* _AIM_: Exactly repeat the material, dropping only the pictures.
** begin **
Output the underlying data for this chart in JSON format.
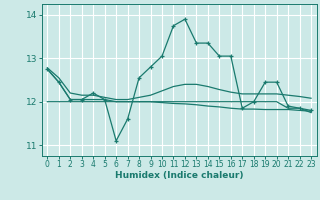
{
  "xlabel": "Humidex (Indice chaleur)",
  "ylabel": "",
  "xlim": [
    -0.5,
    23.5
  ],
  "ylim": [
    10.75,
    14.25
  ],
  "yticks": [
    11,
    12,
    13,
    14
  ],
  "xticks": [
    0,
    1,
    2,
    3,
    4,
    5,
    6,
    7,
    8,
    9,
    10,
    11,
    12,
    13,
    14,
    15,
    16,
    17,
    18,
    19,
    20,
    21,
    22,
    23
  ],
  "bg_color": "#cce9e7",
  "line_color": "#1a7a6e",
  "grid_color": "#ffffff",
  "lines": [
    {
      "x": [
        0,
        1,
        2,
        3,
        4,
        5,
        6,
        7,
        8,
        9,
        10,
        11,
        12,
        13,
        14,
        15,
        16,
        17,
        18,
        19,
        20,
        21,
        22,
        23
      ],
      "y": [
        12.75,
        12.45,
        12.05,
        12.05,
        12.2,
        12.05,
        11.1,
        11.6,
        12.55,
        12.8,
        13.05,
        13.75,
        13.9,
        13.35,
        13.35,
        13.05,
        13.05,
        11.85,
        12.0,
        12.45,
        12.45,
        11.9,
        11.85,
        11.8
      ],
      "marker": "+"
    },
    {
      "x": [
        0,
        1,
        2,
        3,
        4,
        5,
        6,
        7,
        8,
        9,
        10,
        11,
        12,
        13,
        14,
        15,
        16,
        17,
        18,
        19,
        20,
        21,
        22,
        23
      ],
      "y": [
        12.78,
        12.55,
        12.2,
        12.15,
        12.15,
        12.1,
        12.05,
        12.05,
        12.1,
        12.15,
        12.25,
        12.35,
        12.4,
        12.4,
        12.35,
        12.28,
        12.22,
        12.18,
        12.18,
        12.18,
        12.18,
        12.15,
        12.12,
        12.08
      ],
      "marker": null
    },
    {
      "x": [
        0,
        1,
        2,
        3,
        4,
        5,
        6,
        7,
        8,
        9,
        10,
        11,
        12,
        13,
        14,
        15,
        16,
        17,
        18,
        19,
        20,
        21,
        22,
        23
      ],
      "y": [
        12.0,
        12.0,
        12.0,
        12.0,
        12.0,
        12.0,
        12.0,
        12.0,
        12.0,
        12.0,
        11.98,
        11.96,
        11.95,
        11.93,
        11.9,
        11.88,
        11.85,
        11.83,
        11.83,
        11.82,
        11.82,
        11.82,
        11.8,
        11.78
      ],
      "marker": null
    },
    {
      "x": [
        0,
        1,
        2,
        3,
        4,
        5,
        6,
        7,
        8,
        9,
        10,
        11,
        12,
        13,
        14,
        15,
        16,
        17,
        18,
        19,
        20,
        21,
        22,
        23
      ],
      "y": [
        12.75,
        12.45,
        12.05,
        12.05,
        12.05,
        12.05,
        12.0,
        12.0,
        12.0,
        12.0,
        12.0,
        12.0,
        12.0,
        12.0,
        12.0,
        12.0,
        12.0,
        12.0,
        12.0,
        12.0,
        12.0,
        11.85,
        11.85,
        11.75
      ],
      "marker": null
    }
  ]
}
** end **
* _THE REPLY_:
Output the underlying data for this chart in JSON format.
{
  "xlabel": "Humidex (Indice chaleur)",
  "ylabel": "",
  "xlim": [
    -0.5,
    23.5
  ],
  "ylim": [
    10.75,
    14.25
  ],
  "yticks": [
    11,
    12,
    13,
    14
  ],
  "xticks": [
    0,
    1,
    2,
    3,
    4,
    5,
    6,
    7,
    8,
    9,
    10,
    11,
    12,
    13,
    14,
    15,
    16,
    17,
    18,
    19,
    20,
    21,
    22,
    23
  ],
  "bg_color": "#cce9e7",
  "line_color": "#1a7a6e",
  "grid_color": "#ffffff",
  "lines": [
    {
      "x": [
        0,
        1,
        2,
        3,
        4,
        5,
        6,
        7,
        8,
        9,
        10,
        11,
        12,
        13,
        14,
        15,
        16,
        17,
        18,
        19,
        20,
        21,
        22,
        23
      ],
      "y": [
        12.75,
        12.45,
        12.05,
        12.05,
        12.2,
        12.05,
        11.1,
        11.6,
        12.55,
        12.8,
        13.05,
        13.75,
        13.9,
        13.35,
        13.35,
        13.05,
        13.05,
        11.85,
        12.0,
        12.45,
        12.45,
        11.9,
        11.85,
        11.8
      ],
      "marker": "+"
    },
    {
      "x": [
        0,
        1,
        2,
        3,
        4,
        5,
        6,
        7,
        8,
        9,
        10,
        11,
        12,
        13,
        14,
        15,
        16,
        17,
        18,
        19,
        20,
        21,
        22,
        23
      ],
      "y": [
        12.78,
        12.55,
        12.2,
        12.15,
        12.15,
        12.1,
        12.05,
        12.05,
        12.1,
        12.15,
        12.25,
        12.35,
        12.4,
        12.4,
        12.35,
        12.28,
        12.22,
        12.18,
        12.18,
        12.18,
        12.18,
        12.15,
        12.12,
        12.08
      ],
      "marker": null
    },
    {
      "x": [
        0,
        1,
        2,
        3,
        4,
        5,
        6,
        7,
        8,
        9,
        10,
        11,
        12,
        13,
        14,
        15,
        16,
        17,
        18,
        19,
        20,
        21,
        22,
        23
      ],
      "y": [
        12.0,
        12.0,
        12.0,
        12.0,
        12.0,
        12.0,
        12.0,
        12.0,
        12.0,
        12.0,
        11.98,
        11.96,
        11.95,
        11.93,
        11.9,
        11.88,
        11.85,
        11.83,
        11.83,
        11.82,
        11.82,
        11.82,
        11.8,
        11.78
      ],
      "marker": null
    },
    {
      "x": [
        0,
        1,
        2,
        3,
        4,
        5,
        6,
        7,
        8,
        9,
        10,
        11,
        12,
        13,
        14,
        15,
        16,
        17,
        18,
        19,
        20,
        21,
        22,
        23
      ],
      "y": [
        12.75,
        12.45,
        12.05,
        12.05,
        12.05,
        12.05,
        12.0,
        12.0,
        12.0,
        12.0,
        12.0,
        12.0,
        12.0,
        12.0,
        12.0,
        12.0,
        12.0,
        12.0,
        12.0,
        12.0,
        12.0,
        11.85,
        11.85,
        11.75
      ],
      "marker": null
    }
  ]
}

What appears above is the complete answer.